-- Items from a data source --

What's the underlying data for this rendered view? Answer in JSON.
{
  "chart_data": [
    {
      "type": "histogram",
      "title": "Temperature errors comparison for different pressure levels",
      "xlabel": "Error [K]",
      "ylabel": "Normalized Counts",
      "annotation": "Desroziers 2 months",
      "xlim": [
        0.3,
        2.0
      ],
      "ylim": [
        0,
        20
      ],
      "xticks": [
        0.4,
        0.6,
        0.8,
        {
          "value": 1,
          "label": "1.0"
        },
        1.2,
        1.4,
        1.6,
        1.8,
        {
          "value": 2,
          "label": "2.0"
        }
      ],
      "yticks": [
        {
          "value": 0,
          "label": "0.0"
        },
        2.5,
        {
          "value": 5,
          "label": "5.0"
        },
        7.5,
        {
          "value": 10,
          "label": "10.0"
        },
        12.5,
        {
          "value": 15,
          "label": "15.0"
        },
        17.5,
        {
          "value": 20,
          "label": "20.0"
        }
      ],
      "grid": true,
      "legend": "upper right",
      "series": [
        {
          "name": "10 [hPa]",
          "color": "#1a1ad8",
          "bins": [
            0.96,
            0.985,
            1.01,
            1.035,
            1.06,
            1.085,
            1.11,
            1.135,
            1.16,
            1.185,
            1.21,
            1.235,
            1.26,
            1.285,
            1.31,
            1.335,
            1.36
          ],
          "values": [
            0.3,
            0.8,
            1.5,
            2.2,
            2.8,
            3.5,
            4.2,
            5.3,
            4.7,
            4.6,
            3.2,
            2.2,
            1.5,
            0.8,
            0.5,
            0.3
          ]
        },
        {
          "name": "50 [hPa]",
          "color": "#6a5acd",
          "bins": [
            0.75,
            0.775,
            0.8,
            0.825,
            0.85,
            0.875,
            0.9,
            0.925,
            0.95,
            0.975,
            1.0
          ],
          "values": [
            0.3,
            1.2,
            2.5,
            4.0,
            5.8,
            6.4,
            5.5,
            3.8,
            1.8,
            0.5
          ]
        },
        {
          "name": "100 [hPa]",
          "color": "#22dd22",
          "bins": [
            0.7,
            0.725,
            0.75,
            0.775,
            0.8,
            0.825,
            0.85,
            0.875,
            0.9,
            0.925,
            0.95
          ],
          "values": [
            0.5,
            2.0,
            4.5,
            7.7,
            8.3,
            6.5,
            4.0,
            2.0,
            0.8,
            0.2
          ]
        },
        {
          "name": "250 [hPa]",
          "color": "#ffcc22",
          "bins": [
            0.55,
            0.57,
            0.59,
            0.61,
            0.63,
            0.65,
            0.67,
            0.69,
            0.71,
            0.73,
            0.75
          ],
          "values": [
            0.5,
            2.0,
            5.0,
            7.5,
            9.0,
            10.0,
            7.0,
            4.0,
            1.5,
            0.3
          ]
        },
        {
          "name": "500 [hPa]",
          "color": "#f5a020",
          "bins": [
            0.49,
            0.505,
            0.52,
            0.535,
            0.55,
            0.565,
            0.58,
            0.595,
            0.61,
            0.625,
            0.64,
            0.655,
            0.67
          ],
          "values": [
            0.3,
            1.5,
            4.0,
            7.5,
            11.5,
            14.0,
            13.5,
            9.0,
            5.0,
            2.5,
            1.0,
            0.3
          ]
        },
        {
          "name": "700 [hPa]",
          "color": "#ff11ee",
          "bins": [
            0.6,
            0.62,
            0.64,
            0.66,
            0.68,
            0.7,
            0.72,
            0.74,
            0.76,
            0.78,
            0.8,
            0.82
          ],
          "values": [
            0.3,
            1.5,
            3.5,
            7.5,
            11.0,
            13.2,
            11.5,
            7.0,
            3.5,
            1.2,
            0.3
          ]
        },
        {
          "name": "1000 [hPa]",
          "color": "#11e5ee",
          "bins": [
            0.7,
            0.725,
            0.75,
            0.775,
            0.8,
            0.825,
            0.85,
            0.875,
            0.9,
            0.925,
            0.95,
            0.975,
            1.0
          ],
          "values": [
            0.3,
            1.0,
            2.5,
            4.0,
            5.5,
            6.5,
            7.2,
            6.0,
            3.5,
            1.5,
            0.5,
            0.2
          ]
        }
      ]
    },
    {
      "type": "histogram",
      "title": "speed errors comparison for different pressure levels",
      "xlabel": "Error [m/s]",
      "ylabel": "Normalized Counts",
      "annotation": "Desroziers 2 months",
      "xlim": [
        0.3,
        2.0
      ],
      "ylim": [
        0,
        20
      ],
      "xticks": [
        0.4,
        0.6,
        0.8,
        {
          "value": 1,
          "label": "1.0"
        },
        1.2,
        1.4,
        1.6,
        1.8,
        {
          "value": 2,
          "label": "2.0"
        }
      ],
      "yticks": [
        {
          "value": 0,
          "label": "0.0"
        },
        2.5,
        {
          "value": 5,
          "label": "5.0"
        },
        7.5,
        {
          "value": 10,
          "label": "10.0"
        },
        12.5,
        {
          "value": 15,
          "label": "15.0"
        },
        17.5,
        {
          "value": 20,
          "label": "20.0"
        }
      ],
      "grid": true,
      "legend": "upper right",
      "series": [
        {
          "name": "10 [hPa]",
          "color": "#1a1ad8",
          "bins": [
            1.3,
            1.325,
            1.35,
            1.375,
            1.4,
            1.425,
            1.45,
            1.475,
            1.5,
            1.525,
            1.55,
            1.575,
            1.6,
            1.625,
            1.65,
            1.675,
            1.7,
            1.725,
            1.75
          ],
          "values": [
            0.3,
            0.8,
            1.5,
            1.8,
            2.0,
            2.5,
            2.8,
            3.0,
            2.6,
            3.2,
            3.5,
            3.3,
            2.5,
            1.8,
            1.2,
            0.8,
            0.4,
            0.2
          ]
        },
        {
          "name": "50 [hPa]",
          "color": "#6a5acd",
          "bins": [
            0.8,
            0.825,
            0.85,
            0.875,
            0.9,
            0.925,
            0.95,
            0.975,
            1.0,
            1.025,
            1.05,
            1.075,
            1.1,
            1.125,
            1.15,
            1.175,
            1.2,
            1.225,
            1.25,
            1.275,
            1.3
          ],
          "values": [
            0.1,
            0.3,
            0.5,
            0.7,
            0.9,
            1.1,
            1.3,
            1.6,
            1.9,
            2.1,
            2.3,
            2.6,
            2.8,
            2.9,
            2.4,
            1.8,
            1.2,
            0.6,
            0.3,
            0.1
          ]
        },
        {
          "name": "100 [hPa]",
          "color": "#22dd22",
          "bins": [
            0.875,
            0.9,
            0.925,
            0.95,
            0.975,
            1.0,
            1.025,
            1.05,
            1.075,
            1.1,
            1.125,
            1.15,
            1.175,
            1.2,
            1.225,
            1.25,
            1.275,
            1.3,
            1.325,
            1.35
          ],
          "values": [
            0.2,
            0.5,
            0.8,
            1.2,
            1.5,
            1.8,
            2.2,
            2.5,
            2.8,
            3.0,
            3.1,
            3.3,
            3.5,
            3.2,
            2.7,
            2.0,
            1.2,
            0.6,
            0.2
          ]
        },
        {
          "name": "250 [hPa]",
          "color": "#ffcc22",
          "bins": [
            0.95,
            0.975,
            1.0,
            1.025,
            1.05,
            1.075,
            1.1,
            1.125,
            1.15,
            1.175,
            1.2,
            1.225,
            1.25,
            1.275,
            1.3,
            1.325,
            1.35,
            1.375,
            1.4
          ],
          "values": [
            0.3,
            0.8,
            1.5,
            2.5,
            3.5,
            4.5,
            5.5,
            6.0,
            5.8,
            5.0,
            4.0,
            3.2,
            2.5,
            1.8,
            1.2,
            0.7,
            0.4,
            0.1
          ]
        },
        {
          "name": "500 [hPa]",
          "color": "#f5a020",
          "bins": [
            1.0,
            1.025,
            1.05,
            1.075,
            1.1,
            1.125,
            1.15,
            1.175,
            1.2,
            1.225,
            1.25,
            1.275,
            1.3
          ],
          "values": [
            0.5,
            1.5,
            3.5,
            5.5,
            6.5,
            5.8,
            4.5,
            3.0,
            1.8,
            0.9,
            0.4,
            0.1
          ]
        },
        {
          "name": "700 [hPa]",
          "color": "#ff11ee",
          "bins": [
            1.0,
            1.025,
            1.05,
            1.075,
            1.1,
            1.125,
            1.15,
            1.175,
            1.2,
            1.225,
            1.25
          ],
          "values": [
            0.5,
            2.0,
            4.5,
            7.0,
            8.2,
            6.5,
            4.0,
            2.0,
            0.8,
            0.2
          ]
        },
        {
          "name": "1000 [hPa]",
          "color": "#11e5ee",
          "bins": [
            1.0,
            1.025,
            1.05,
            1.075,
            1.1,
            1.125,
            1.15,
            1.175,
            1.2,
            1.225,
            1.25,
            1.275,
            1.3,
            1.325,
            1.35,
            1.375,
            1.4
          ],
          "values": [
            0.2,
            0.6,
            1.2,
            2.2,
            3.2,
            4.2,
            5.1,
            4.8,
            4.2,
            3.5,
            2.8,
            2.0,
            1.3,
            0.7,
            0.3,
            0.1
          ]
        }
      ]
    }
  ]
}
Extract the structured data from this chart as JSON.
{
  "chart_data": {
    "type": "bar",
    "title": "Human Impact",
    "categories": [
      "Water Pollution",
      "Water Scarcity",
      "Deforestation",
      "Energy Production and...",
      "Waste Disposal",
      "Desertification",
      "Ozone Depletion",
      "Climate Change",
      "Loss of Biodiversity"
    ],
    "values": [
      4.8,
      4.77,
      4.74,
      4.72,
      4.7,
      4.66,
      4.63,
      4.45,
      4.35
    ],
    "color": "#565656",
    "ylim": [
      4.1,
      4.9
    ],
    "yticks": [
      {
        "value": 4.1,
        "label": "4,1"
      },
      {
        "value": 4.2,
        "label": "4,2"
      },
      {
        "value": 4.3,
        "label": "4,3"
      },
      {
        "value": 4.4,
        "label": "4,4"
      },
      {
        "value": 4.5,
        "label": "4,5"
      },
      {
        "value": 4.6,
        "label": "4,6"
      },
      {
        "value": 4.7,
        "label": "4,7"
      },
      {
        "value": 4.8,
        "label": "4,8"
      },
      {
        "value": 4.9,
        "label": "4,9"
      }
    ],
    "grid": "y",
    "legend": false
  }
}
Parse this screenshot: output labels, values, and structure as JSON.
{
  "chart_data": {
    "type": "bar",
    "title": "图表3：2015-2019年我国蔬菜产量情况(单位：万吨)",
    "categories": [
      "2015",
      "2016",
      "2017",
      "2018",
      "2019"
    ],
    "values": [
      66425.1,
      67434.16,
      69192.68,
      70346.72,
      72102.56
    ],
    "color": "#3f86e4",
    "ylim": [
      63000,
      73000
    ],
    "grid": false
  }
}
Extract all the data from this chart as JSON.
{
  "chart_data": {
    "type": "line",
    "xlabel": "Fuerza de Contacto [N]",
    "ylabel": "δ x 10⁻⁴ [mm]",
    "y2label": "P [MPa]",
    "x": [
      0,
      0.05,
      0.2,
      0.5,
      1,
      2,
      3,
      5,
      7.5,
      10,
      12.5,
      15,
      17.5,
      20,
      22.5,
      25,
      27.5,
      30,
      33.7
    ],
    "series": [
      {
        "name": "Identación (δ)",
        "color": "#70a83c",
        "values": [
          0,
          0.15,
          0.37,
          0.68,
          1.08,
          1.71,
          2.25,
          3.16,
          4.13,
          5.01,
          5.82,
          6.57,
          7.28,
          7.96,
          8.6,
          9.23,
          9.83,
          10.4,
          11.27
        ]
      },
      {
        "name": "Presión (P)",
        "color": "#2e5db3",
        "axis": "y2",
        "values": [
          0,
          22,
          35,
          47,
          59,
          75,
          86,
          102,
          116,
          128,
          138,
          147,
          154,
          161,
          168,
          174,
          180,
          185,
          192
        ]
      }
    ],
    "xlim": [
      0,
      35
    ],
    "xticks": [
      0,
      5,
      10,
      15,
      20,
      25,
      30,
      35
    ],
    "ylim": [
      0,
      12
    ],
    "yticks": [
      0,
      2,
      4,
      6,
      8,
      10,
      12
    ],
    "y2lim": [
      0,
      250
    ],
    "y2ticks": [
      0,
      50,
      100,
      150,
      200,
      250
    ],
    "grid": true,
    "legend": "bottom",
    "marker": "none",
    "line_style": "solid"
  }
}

-- Goal of the exercise --
Take each line containing the string "levels" and copy it out.

-- Response to this task --
      "title": "Temperature errors comparison for different pressure levels",
      "title": "speed errors comparison for different pressure levels",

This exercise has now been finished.